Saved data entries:
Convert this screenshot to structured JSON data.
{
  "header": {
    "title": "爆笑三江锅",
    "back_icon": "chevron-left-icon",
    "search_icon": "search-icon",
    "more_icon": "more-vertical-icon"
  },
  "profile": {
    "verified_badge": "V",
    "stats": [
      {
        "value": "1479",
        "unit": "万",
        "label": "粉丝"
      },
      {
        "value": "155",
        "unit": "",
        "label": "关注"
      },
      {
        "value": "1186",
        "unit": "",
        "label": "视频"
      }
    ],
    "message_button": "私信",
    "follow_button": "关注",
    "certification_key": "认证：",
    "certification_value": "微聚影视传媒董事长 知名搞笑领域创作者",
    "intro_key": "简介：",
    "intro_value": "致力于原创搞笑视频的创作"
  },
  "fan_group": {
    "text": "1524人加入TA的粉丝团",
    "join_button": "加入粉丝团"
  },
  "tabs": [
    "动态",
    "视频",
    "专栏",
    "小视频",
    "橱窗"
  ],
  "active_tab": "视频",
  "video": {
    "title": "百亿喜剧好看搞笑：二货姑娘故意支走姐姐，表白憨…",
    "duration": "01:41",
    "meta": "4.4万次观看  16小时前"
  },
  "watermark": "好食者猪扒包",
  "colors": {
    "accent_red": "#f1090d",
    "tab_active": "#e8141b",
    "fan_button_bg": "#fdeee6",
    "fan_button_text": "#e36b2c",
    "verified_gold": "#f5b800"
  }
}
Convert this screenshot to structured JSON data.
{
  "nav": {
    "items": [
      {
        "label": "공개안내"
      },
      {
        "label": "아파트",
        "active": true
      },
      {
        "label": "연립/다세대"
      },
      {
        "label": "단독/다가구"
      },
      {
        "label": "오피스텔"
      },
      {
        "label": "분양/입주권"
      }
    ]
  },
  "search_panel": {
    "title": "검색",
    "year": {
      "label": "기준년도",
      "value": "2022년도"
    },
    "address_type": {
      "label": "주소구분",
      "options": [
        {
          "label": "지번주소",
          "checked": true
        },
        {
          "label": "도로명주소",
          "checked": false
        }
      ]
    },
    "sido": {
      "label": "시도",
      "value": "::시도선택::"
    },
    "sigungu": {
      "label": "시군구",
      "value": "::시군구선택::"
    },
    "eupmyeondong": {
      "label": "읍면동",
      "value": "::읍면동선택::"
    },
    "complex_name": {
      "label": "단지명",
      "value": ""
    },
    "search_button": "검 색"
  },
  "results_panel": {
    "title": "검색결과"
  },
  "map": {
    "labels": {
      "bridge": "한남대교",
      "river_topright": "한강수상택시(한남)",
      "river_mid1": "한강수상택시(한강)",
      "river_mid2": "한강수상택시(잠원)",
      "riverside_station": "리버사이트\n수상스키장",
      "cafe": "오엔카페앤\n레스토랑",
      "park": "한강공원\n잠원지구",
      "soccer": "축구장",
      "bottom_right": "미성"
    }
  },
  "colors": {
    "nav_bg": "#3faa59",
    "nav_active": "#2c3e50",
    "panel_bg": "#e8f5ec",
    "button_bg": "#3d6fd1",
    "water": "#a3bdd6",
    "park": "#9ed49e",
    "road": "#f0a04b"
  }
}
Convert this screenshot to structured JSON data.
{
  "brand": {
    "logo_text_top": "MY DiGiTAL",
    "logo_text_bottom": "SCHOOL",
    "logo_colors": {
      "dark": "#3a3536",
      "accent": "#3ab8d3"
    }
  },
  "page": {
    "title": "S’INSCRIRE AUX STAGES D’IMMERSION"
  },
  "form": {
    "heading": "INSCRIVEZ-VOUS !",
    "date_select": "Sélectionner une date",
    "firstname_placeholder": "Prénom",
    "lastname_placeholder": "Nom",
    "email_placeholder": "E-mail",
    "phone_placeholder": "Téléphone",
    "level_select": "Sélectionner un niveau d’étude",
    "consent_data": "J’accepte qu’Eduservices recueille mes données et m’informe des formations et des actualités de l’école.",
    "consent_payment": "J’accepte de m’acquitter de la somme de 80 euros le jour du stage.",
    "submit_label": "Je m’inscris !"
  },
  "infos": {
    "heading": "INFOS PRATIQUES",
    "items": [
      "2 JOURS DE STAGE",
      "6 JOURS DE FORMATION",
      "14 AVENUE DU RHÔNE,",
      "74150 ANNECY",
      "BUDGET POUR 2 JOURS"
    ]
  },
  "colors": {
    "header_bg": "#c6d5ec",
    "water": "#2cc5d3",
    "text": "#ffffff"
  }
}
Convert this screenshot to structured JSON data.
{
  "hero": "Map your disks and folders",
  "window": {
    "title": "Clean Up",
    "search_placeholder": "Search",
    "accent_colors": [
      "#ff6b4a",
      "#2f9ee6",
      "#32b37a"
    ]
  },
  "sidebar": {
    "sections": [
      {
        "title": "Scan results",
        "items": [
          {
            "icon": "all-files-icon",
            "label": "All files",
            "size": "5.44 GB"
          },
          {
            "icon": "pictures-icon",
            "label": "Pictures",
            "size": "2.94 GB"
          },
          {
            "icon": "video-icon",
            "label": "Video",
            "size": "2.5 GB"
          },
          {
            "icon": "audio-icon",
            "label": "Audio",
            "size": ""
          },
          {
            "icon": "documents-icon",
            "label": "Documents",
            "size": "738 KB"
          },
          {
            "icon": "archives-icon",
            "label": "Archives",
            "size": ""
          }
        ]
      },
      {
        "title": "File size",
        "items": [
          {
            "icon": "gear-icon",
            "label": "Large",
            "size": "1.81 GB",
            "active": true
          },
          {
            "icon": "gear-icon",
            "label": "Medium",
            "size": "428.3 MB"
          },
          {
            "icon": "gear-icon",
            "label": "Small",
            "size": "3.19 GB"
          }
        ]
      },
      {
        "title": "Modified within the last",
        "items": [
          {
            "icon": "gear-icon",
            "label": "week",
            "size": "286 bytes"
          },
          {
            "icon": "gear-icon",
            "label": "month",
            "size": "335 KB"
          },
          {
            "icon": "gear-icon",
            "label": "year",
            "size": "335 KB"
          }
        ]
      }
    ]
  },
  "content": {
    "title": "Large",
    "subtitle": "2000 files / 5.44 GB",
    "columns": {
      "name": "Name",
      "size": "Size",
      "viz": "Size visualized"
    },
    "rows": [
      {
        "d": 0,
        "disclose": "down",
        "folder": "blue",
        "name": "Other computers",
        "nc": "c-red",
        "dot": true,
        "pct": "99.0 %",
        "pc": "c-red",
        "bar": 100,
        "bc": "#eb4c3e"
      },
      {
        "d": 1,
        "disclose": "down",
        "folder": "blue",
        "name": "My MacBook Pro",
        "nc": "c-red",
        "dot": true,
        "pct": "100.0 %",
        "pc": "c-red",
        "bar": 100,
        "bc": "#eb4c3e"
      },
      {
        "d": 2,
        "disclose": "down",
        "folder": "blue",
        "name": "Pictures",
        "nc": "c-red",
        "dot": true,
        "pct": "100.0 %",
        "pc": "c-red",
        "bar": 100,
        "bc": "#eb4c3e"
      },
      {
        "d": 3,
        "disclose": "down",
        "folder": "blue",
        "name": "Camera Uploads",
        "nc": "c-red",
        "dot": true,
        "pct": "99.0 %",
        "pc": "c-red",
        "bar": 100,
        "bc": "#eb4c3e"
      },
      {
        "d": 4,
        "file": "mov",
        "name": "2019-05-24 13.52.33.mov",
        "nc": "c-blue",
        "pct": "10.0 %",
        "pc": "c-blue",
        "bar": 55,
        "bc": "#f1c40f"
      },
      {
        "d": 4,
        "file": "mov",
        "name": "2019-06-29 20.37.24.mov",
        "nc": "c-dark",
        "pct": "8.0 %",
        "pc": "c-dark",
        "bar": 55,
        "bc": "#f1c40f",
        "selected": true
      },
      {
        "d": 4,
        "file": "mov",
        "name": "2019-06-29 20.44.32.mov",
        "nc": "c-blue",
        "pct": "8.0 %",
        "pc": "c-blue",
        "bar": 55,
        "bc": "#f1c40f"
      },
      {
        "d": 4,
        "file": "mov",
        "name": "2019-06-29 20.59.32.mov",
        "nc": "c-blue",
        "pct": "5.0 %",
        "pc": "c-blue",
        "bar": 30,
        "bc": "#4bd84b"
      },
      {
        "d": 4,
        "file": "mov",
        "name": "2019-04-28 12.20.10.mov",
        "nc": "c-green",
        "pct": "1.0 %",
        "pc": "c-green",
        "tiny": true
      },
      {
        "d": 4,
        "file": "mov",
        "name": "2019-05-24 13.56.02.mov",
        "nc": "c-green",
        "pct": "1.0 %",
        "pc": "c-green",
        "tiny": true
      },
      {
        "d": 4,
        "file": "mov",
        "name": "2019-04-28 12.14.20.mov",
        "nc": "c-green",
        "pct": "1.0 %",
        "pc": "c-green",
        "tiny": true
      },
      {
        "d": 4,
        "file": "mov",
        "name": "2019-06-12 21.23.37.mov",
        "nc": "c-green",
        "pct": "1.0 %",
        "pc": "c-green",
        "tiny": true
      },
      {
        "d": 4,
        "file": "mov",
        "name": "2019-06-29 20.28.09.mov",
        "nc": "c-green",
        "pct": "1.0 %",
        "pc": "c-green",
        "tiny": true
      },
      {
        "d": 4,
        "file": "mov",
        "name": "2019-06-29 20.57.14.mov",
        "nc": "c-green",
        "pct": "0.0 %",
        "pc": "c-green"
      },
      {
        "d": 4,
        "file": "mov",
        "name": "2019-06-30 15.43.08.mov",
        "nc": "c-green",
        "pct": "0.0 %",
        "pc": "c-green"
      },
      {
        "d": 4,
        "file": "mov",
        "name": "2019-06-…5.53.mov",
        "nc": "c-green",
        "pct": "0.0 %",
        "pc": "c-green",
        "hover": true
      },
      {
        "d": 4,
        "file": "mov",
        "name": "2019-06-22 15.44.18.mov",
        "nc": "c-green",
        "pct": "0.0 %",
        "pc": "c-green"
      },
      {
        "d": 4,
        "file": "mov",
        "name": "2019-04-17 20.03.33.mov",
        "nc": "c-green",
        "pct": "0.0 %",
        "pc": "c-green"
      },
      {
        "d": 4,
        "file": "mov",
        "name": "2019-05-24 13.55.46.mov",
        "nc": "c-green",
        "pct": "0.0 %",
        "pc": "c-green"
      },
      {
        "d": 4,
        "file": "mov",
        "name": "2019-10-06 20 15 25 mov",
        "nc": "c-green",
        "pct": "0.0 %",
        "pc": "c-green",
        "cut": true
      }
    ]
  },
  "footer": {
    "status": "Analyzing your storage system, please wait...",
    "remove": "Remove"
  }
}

GIVEN PROBLEM: Copy every line of the material in which the word "Sélectionner" occurs.

EXPECTED ANSWER:
    "date_select": "Sélectionner une date",
    "level_select": "Sélectionner un niveau d’étude",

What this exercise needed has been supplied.